>> start SOURCE RECORDS

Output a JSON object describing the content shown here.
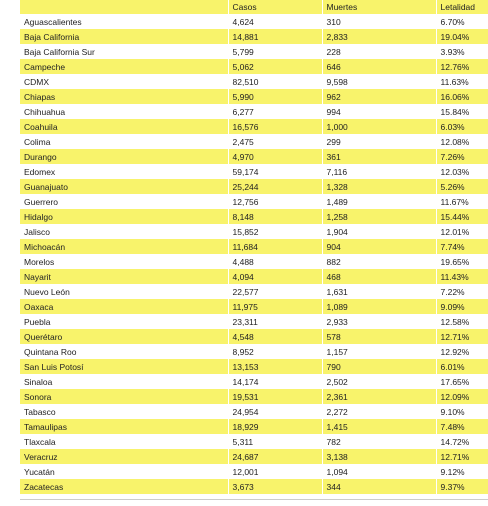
{
  "table": {
    "header": [
      "Casos",
      "Muertes",
      "Letalidad"
    ],
    "rows": [
      [
        "Aguascalientes",
        "4,624",
        "310",
        "6.70%"
      ],
      [
        "Baja California",
        "14,881",
        "2,833",
        "19.04%"
      ],
      [
        "Baja California Sur",
        "5,799",
        "228",
        "3.93%"
      ],
      [
        "Campeche",
        "5,062",
        "646",
        "12.76%"
      ],
      [
        "CDMX",
        "82,510",
        "9,598",
        "11.63%"
      ],
      [
        "Chiapas",
        "5,990",
        "962",
        "16.06%"
      ],
      [
        "Chihuahua",
        "6,277",
        "994",
        "15.84%"
      ],
      [
        "Coahuila",
        "16,576",
        "1,000",
        "6.03%"
      ],
      [
        "Colima",
        "2,475",
        "299",
        "12.08%"
      ],
      [
        "Durango",
        "4,970",
        "361",
        "7.26%"
      ],
      [
        "Edomex",
        "59,174",
        "7,116",
        "12.03%"
      ],
      [
        "Guanajuato",
        "25,244",
        "1,328",
        "5.26%"
      ],
      [
        "Guerrero",
        "12,756",
        "1,489",
        "11.67%"
      ],
      [
        "Hidalgo",
        "8,148",
        "1,258",
        "15.44%"
      ],
      [
        "Jalisco",
        "15,852",
        "1,904",
        "12.01%"
      ],
      [
        "Michoacán",
        "11,684",
        "904",
        "7.74%"
      ],
      [
        "Morelos",
        "4,488",
        "882",
        "19.65%"
      ],
      [
        "Nayarit",
        "4,094",
        "468",
        "11.43%"
      ],
      [
        "Nuevo León",
        "22,577",
        "1,631",
        "7.22%"
      ],
      [
        "Oaxaca",
        "11,975",
        "1,089",
        "9.09%"
      ],
      [
        "Puebla",
        "23,311",
        "2,933",
        "12.58%"
      ],
      [
        "Querétaro",
        "4,548",
        "578",
        "12.71%"
      ],
      [
        "Quintana Roo",
        "8,952",
        "1,157",
        "12.92%"
      ],
      [
        "San Luis Potosí",
        "13,153",
        "790",
        "6.01%"
      ],
      [
        "Sinaloa",
        "14,174",
        "2,502",
        "17.65%"
      ],
      [
        "Sonora",
        "19,531",
        "2,361",
        "12.09%"
      ],
      [
        "Tabasco",
        "24,954",
        "2,272",
        "9.10%"
      ],
      [
        "Tamaulipas",
        "18,929",
        "1,415",
        "7.48%"
      ],
      [
        "Tlaxcala",
        "5,311",
        "782",
        "14.72%"
      ],
      [
        "Veracruz",
        "24,687",
        "3,138",
        "12.71%"
      ],
      [
        "Yucatán",
        "12,001",
        "1,094",
        "9.12%"
      ],
      [
        "Zacatecas",
        "3,673",
        "344",
        "9.37%"
      ]
    ]
  }
}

>> end SOURCE RECORDS

SET TASK
Establish how many lines of the records contain the string "Baja" and state that number without elaboration.

FINAL RESULT
2